- [PROBLEM DETAILS]:
Exactly as they appear, output all of the records. Skip any images.

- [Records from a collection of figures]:
####################

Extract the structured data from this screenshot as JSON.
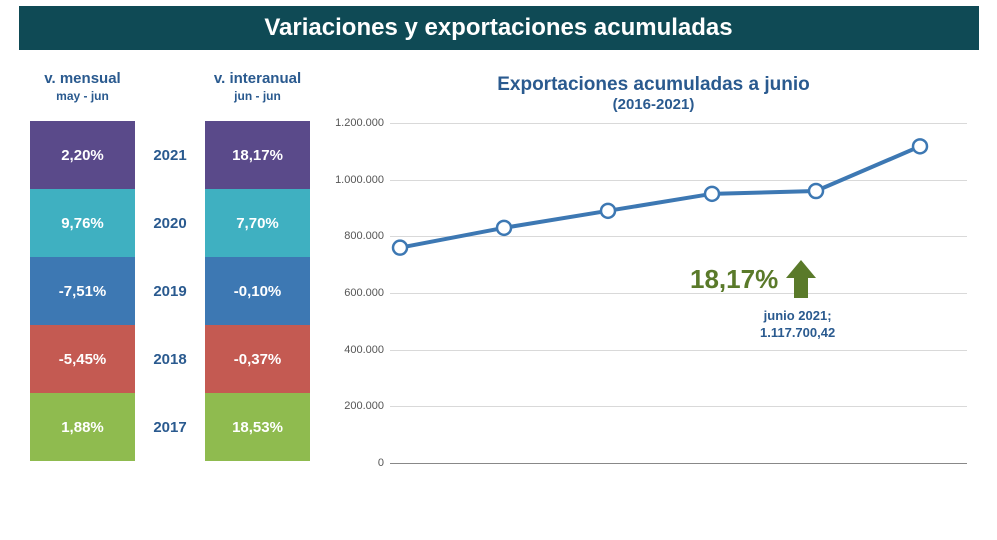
{
  "title": "Variaciones y exportaciones acumuladas",
  "columns": {
    "monthly": {
      "header": "v. mensual",
      "subheader": "may - jun"
    },
    "yearly": {
      "header": "v. interanual",
      "subheader": "jun - jun"
    }
  },
  "rows": [
    {
      "year": "2021",
      "monthly": "2,20%",
      "yearly": "18,17%",
      "color": "#5a4a8a"
    },
    {
      "year": "2020",
      "monthly": "9,76%",
      "yearly": "7,70%",
      "color": "#3fb0c1"
    },
    {
      "year": "2019",
      "monthly": "-7,51%",
      "yearly": "-0,10%",
      "color": "#3d78b3"
    },
    {
      "year": "2018",
      "monthly": "-5,45%",
      "yearly": "-0,37%",
      "color": "#c45a52"
    },
    {
      "year": "2017",
      "monthly": "1,88%",
      "yearly": "18,53%",
      "color": "#8fbb4f"
    }
  ],
  "chart": {
    "title": "Exportaciones acumuladas a junio",
    "subtitle": "(2016-2021)",
    "type": "line",
    "ylim": [
      0,
      1200000
    ],
    "ytick_step": 200000,
    "ytick_labels": [
      "0",
      "200.000",
      "400.000",
      "600.000",
      "800.000",
      "1.000.000",
      "1.200.000"
    ],
    "points": [
      {
        "x": 0,
        "y": 760000
      },
      {
        "x": 1,
        "y": 830000
      },
      {
        "x": 2,
        "y": 890000
      },
      {
        "x": 3,
        "y": 950000
      },
      {
        "x": 4,
        "y": 960000
      },
      {
        "x": 5,
        "y": 1117700
      }
    ],
    "line_color": "#3d78b3",
    "line_width": 4,
    "marker_fill": "#ffffff",
    "marker_stroke": "#3d78b3",
    "marker_radius": 7,
    "grid_color": "#d9d9d9",
    "background_color": "#ffffff",
    "callout": {
      "text": "18,17%",
      "arrow_color": "#5a7a2a"
    },
    "data_label": {
      "line1": "junio 2021;",
      "line2": "1.117.700,42"
    }
  }
}
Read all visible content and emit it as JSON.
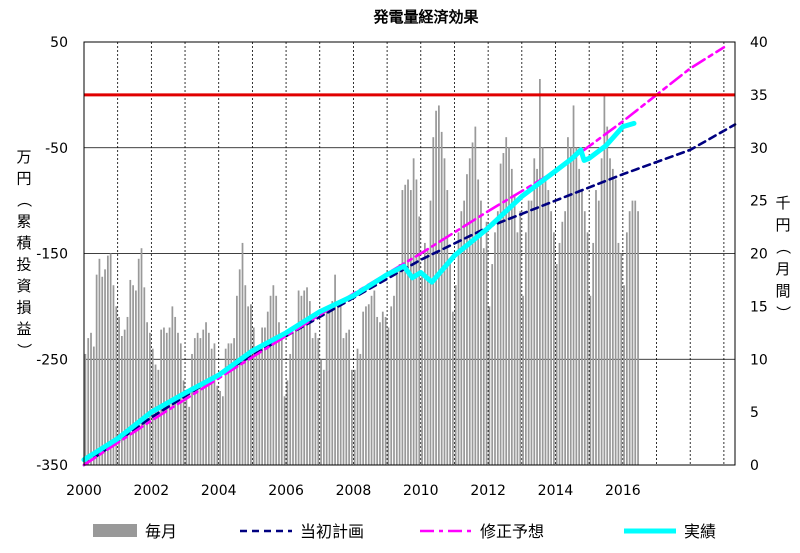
{
  "chart_data": {
    "type": "bar+line",
    "title": "発電量経済効果",
    "ylabel_left": "万円（累積投資損益）",
    "ylabel_right": "千円（月間）",
    "ylim_left": [
      -350,
      50
    ],
    "ylim_right": [
      0,
      40
    ],
    "xlim": [
      2000,
      2019.33
    ],
    "x_ticks": [
      2000,
      2002,
      2004,
      2006,
      2008,
      2010,
      2012,
      2014,
      2016
    ],
    "y_ticks_left": [
      50,
      -50,
      -150,
      -250,
      -350
    ],
    "y_ticks_right": [
      40,
      35,
      30,
      25,
      20,
      15,
      10,
      5,
      0
    ],
    "grid": true,
    "legend_position": "bottom",
    "reference_line": {
      "axis": "left",
      "value": 0,
      "color": "#e00000"
    },
    "colors": {
      "bars": "#999999",
      "plan": "#000080",
      "revised": "#ff00ff",
      "actual": "#00ffff",
      "zero": "#e00000",
      "grid": "#000000"
    },
    "series": [
      {
        "name": "毎月",
        "kind": "bar",
        "axis": "right",
        "x_start": 2000.0,
        "x_step": 0.0833,
        "values": [
          10.5,
          12.0,
          12.5,
          11.2,
          18.0,
          19.5,
          17.8,
          18.5,
          19.8,
          20.0,
          17.0,
          15.0,
          14.0,
          12.2,
          12.8,
          14.0,
          17.5,
          17.0,
          16.5,
          19.5,
          20.5,
          16.8,
          13.5,
          12.5,
          11.0,
          9.5,
          9.0,
          12.8,
          13.0,
          12.5,
          13.0,
          15.0,
          14.0,
          12.5,
          11.5,
          8.0,
          6.5,
          5.5,
          10.5,
          12.0,
          12.5,
          12.0,
          12.8,
          13.5,
          12.5,
          11.0,
          11.5,
          7.5,
          7.0,
          6.5,
          11.0,
          11.5,
          11.5,
          12.0,
          16.0,
          18.5,
          21.0,
          17.0,
          15.0,
          15.2,
          13.0,
          11.0,
          11.0,
          13.0,
          13.0,
          14.5,
          16.0,
          17.0,
          16.0,
          13.5,
          12.5,
          6.5,
          8.0,
          10.5,
          12.5,
          13.0,
          16.5,
          16.0,
          16.5,
          16.8,
          15.5,
          12.0,
          12.5,
          12.0,
          10.0,
          9.0,
          14.5,
          15.0,
          15.5,
          18.0,
          15.0,
          15.2,
          12.0,
          12.5,
          12.8,
          9.0,
          9.0,
          11.0,
          10.5,
          14.5,
          15.0,
          15.2,
          16.0,
          16.5,
          14.0,
          13.5,
          14.5,
          14.0,
          13.0,
          15.0,
          16.0,
          18.0,
          19.0,
          26.0,
          26.5,
          27.0,
          26.0,
          29.0,
          27.0,
          23.5,
          18.0,
          21.0,
          20.5,
          25.0,
          31.0,
          33.5,
          34.0,
          31.5,
          29.0,
          26.0,
          19.0,
          14.5,
          17.0,
          22.0,
          24.0,
          25.0,
          27.5,
          29.0,
          30.5,
          32.0,
          27.0,
          25.0,
          20.5,
          23.0,
          15.0,
          19.0,
          22.0,
          24.0,
          28.5,
          29.5,
          31.0,
          30.0,
          28.0,
          25.5,
          22.0,
          24.0,
          16.0,
          22.0,
          25.0,
          25.0,
          29.0,
          28.0,
          36.5,
          30.0,
          27.0,
          26.0,
          24.0,
          22.0,
          19.0,
          21.0,
          23.0,
          24.0,
          31.0,
          30.0,
          34.0,
          30.0,
          28.0,
          26.0,
          24.0,
          22.0,
          16.0,
          21.0,
          26.0,
          25.0,
          29.0,
          35.0,
          32.0,
          29.0,
          28.0,
          27.0,
          21.0,
          20.0,
          17.0,
          22.0,
          24.0,
          25.0,
          25.0,
          24.0
        ]
      },
      {
        "name": "当初計画",
        "kind": "line",
        "axis": "left",
        "style": "dashed",
        "x": [
          2000.0,
          2002.0,
          2004.0,
          2006.0,
          2008.0,
          2010.0,
          2012.0,
          2014.0,
          2016.0,
          2018.0,
          2019.33
        ],
        "y": [
          -350,
          -305,
          -265,
          -228,
          -192,
          -156,
          -125,
          -100,
          -75,
          -52,
          -28
        ]
      },
      {
        "name": "修正予想",
        "kind": "line",
        "axis": "left",
        "style": "dash-dot",
        "x": [
          2000.0,
          2002.0,
          2004.0,
          2006.0,
          2008.0,
          2010.0,
          2012.0,
          2014.0,
          2016.0,
          2017.0,
          2018.0,
          2019.0
        ],
        "y": [
          -350,
          -308,
          -268,
          -228,
          -188,
          -150,
          -110,
          -72,
          -25,
          0,
          25,
          45
        ]
      },
      {
        "name": "実績",
        "kind": "line",
        "axis": "left",
        "style": "solid",
        "x": [
          2000.0,
          2001.0,
          2002.0,
          2003.0,
          2004.0,
          2005.0,
          2006.0,
          2007.0,
          2008.0,
          2009.0,
          2009.5,
          2009.75,
          2010.0,
          2010.33,
          2011.0,
          2012.0,
          2013.0,
          2014.0,
          2014.5,
          2014.75,
          2014.85,
          2015.0,
          2015.5,
          2016.0,
          2016.33
        ],
        "y": [
          -345,
          -325,
          -300,
          -282,
          -265,
          -242,
          -225,
          -205,
          -190,
          -170,
          -162,
          -173,
          -168,
          -177,
          -152,
          -126,
          -96,
          -72,
          -60,
          -52,
          -62,
          -60,
          -48,
          -30,
          -27
        ]
      }
    ]
  }
}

####################

- [COMPLETE RESPONSE]:
Extract the structured data from this screenshot as JSON.
{
  "title": "Variaciones y exportaciones acumuladas",
  "columns": {
    "monthly": {
      "header": "v. mensual",
      "subheader": "may - jun"
    },
    "yearly": {
      "header": "v. interanual",
      "subheader": "jun - jun"
    }
  },
  "rows": [
    {
      "year": "2021",
      "monthly": "2,20%",
      "yearly": "18,17%",
      "color": "#5a4a8a"
    },
    {
      "year": "2020",
      "monthly": "9,76%",
      "yearly": "7,70%",
      "color": "#3fb0c1"
    },
    {
      "year": "2019",
      "monthly": "-7,51%",
      "yearly": "-0,10%",
      "color": "#3d78b3"
    },
    {
      "year": "2018",
      "monthly": "-5,45%",
      "yearly": "-0,37%",
      "color": "#c45a52"
    },
    {
      "year": "2017",
      "monthly": "1,88%",
      "yearly": "18,53%",
      "color": "#8fbb4f"
    }
  ],
  "chart": {
    "title": "Exportaciones acumuladas a junio",
    "subtitle": "(2016-2021)",
    "type": "line",
    "ylim": [
      0,
      1200000
    ],
    "ytick_step": 200000,
    "ytick_labels": [
      "0",
      "200.000",
      "400.000",
      "600.000",
      "800.000",
      "1.000.000",
      "1.200.000"
    ],
    "points": [
      {
        "x": 0,
        "y": 760000
      },
      {
        "x": 1,
        "y": 830000
      },
      {
        "x": 2,
        "y": 890000
      },
      {
        "x": 3,
        "y": 950000
      },
      {
        "x": 4,
        "y": 960000
      },
      {
        "x": 5,
        "y": 1117700
      }
    ],
    "line_color": "#3d78b3",
    "line_width": 4,
    "marker_fill": "#ffffff",
    "marker_stroke": "#3d78b3",
    "marker_radius": 7,
    "grid_color": "#d9d9d9",
    "background_color": "#ffffff",
    "callout": {
      "text": "18,17%",
      "arrow_color": "#5a7a2a"
    },
    "data_label": {
      "line1": "junio 2021;",
      "line2": "1.117.700,42"
    }
  }
}
Read all visible content and emit it as JSON.
{
  "chart_data": {
    "type": "bar+line",
    "title": "発電量経済効果",
    "ylabel_left": "万円（累積投資損益）",
    "ylabel_right": "千円（月間）",
    "ylim_left": [
      -350,
      50
    ],
    "ylim_right": [
      0,
      40
    ],
    "xlim": [
      2000,
      2019.33
    ],
    "x_ticks": [
      2000,
      2002,
      2004,
      2006,
      2008,
      2010,
      2012,
      2014,
      2016
    ],
    "y_ticks_left": [
      50,
      -50,
      -150,
      -250,
      -350
    ],
    "y_ticks_right": [
      40,
      35,
      30,
      25,
      20,
      15,
      10,
      5,
      0
    ],
    "grid": true,
    "legend_position": "bottom",
    "reference_line": {
      "axis": "left",
      "value": 0,
      "color": "#e00000"
    },
    "colors": {
      "bars": "#999999",
      "plan": "#000080",
      "revised": "#ff00ff",
      "actual": "#00ffff",
      "zero": "#e00000",
      "grid": "#000000"
    },
    "series": [
      {
        "name": "毎月",
        "kind": "bar",
        "axis": "right",
        "x_start": 2000.0,
        "x_step": 0.0833,
        "values": [
          10.5,
          12.0,
          12.5,
          11.2,
          18.0,
          19.5,
          17.8,
          18.5,
          19.8,
          20.0,
          17.0,
          15.0,
          14.0,
          12.2,
          12.8,
          14.0,
          17.5,
          17.0,
          16.5,
          19.5,
          20.5,
          16.8,
          13.5,
          12.5,
          11.0,
          9.5,
          9.0,
          12.8,
          13.0,
          12.5,
          13.0,
          15.0,
          14.0,
          12.5,
          11.5,
          8.0,
          6.5,
          5.5,
          10.5,
          12.0,
          12.5,
          12.0,
          12.8,
          13.5,
          12.5,
          11.0,
          11.5,
          7.5,
          7.0,
          6.5,
          11.0,
          11.5,
          11.5,
          12.0,
          16.0,
          18.5,
          21.0,
          17.0,
          15.0,
          15.2,
          13.0,
          11.0,
          11.0,
          13.0,
          13.0,
          14.5,
          16.0,
          17.0,
          16.0,
          13.5,
          12.5,
          6.5,
          8.0,
          10.5,
          12.5,
          13.0,
          16.5,
          16.0,
          16.5,
          16.8,
          15.5,
          12.0,
          12.5,
          12.0,
          10.0,
          9.0,
          14.5,
          15.0,
          15.5,
          18.0,
          15.0,
          15.2,
          12.0,
          12.5,
          12.8,
          9.0,
          9.0,
          11.0,
          10.5,
          14.5,
          15.0,
          15.2,
          16.0,
          16.5,
          14.0,
          13.5,
          14.5,
          14.0,
          13.0,
          15.0,
          16.0,
          18.0,
          19.0,
          26.0,
          26.5,
          27.0,
          26.0,
          29.0,
          27.0,
          23.5,
          18.0,
          21.0,
          20.5,
          25.0,
          31.0,
          33.5,
          34.0,
          31.5,
          29.0,
          26.0,
          19.0,
          14.5,
          17.0,
          22.0,
          24.0,
          25.0,
          27.5,
          29.0,
          30.5,
          32.0,
          27.0,
          25.0,
          20.5,
          23.0,
          15.0,
          19.0,
          22.0,
          24.0,
          28.5,
          29.5,
          31.0,
          30.0,
          28.0,
          25.5,
          22.0,
          24.0,
          16.0,
          22.0,
          25.0,
          25.0,
          29.0,
          28.0,
          36.5,
          30.0,
          27.0,
          26.0,
          24.0,
          22.0,
          19.0,
          21.0,
          23.0,
          24.0,
          31.0,
          30.0,
          34.0,
          30.0,
          28.0,
          26.0,
          24.0,
          22.0,
          16.0,
          21.0,
          26.0,
          25.0,
          29.0,
          35.0,
          32.0,
          29.0,
          28.0,
          27.0,
          21.0,
          20.0,
          17.0,
          22.0,
          24.0,
          25.0,
          25.0,
          24.0
        ]
      },
      {
        "name": "当初計画",
        "kind": "line",
        "axis": "left",
        "style": "dashed",
        "x": [
          2000.0,
          2002.0,
          2004.0,
          2006.0,
          2008.0,
          2010.0,
          2012.0,
          2014.0,
          2016.0,
          2018.0,
          2019.33
        ],
        "y": [
          -350,
          -305,
          -265,
          -228,
          -192,
          -156,
          -125,
          -100,
          -75,
          -52,
          -28
        ]
      },
      {
        "name": "修正予想",
        "kind": "line",
        "axis": "left",
        "style": "dash-dot",
        "x": [
          2000.0,
          2002.0,
          2004.0,
          2006.0,
          2008.0,
          2010.0,
          2012.0,
          2014.0,
          2016.0,
          2017.0,
          2018.0,
          2019.0
        ],
        "y": [
          -350,
          -308,
          -268,
          -228,
          -188,
          -150,
          -110,
          -72,
          -25,
          0,
          25,
          45
        ]
      },
      {
        "name": "実績",
        "kind": "line",
        "axis": "left",
        "style": "solid",
        "x": [
          2000.0,
          2001.0,
          2002.0,
          2003.0,
          2004.0,
          2005.0,
          2006.0,
          2007.0,
          2008.0,
          2009.0,
          2009.5,
          2009.75,
          2010.0,
          2010.33,
          2011.0,
          2012.0,
          2013.0,
          2014.0,
          2014.5,
          2014.75,
          2014.85,
          2015.0,
          2015.5,
          2016.0,
          2016.33
        ],
        "y": [
          -345,
          -325,
          -300,
          -282,
          -265,
          -242,
          -225,
          -205,
          -190,
          -170,
          -162,
          -173,
          -168,
          -177,
          -152,
          -126,
          -96,
          -72,
          -60,
          -52,
          -62,
          -60,
          -48,
          -30,
          -27
        ]
      }
    ]
  }
}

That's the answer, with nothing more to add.